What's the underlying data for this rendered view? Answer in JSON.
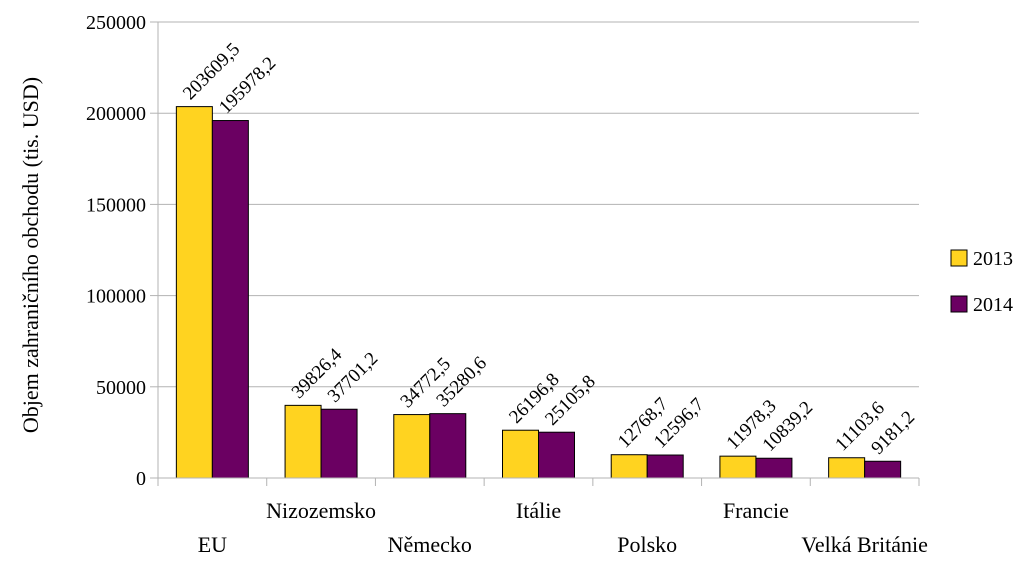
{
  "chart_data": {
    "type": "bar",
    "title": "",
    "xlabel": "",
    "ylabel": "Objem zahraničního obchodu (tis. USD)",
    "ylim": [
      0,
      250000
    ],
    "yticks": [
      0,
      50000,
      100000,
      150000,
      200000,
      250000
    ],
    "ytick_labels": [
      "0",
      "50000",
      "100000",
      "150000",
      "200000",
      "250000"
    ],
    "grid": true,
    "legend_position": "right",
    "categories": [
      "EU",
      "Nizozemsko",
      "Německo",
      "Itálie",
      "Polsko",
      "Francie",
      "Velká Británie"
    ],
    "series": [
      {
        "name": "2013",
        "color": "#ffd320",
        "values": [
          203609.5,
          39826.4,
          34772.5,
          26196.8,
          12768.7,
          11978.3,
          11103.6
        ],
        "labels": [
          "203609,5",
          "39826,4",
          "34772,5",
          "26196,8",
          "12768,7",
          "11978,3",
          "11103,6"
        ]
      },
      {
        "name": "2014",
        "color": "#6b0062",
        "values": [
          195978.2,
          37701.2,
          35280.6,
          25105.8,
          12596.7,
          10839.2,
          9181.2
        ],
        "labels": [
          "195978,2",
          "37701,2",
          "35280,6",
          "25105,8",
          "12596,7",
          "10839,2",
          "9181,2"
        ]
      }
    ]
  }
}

----

**WHAT YOU SHOULD DO:** Retype the entries word for word. Omit any images.

**FINISHED EXERCISE:**
What's the underlying data for this rendered view? Answer in JSON.
{
  "chart_data": {
    "type": "bar",
    "title": "",
    "xlabel": "",
    "ylabel": "Objem zahraničního obchodu (tis. USD)",
    "ylim": [
      0,
      250000
    ],
    "yticks": [
      0,
      50000,
      100000,
      150000,
      200000,
      250000
    ],
    "ytick_labels": [
      "0",
      "50000",
      "100000",
      "150000",
      "200000",
      "250000"
    ],
    "grid": true,
    "legend_position": "right",
    "categories": [
      "EU",
      "Nizozemsko",
      "Německo",
      "Itálie",
      "Polsko",
      "Francie",
      "Velká Británie"
    ],
    "series": [
      {
        "name": "2013",
        "color": "#ffd320",
        "values": [
          203609.5,
          39826.4,
          34772.5,
          26196.8,
          12768.7,
          11978.3,
          11103.6
        ],
        "labels": [
          "203609,5",
          "39826,4",
          "34772,5",
          "26196,8",
          "12768,7",
          "11978,3",
          "11103,6"
        ]
      },
      {
        "name": "2014",
        "color": "#6b0062",
        "values": [
          195978.2,
          37701.2,
          35280.6,
          25105.8,
          12596.7,
          10839.2,
          9181.2
        ],
        "labels": [
          "195978,2",
          "37701,2",
          "35280,6",
          "25105,8",
          "12596,7",
          "10839,2",
          "9181,2"
        ]
      }
    ]
  }
}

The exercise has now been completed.